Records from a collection

:::

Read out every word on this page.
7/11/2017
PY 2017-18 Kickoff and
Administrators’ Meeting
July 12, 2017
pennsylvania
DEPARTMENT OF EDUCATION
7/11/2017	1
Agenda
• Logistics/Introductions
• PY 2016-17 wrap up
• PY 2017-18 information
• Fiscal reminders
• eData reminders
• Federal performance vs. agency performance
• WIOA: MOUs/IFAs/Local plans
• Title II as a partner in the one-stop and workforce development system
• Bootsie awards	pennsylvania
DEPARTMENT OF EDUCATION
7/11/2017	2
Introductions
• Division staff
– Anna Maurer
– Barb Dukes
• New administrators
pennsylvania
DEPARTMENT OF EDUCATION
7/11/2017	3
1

:::

Task to carry out: Extract each record, keeping it identical to the original.

Final result:
Read out every word on this page.
7/11/2017
PY 2017-18 Kickoff and
Administrators’ Meeting
July 12, 2017
pennsylvania
DEPARTMENT OF EDUCATION
7/11/2017	1
Agenda
• Logistics/Introductions
• PY 2016-17 wrap up
• PY 2017-18 information
• Fiscal reminders
• eData reminders
• Federal performance vs. agency performance
• WIOA: MOUs/IFAs/Local plans
• Title II as a partner in the one-stop and workforce development system
• Bootsie awards	pennsylvania
DEPARTMENT OF EDUCATION
7/11/2017	2
Introductions
• Division staff
– Anna Maurer
– Barb Dukes
• New administrators
pennsylvania
DEPARTMENT OF EDUCATION
7/11/2017	3
1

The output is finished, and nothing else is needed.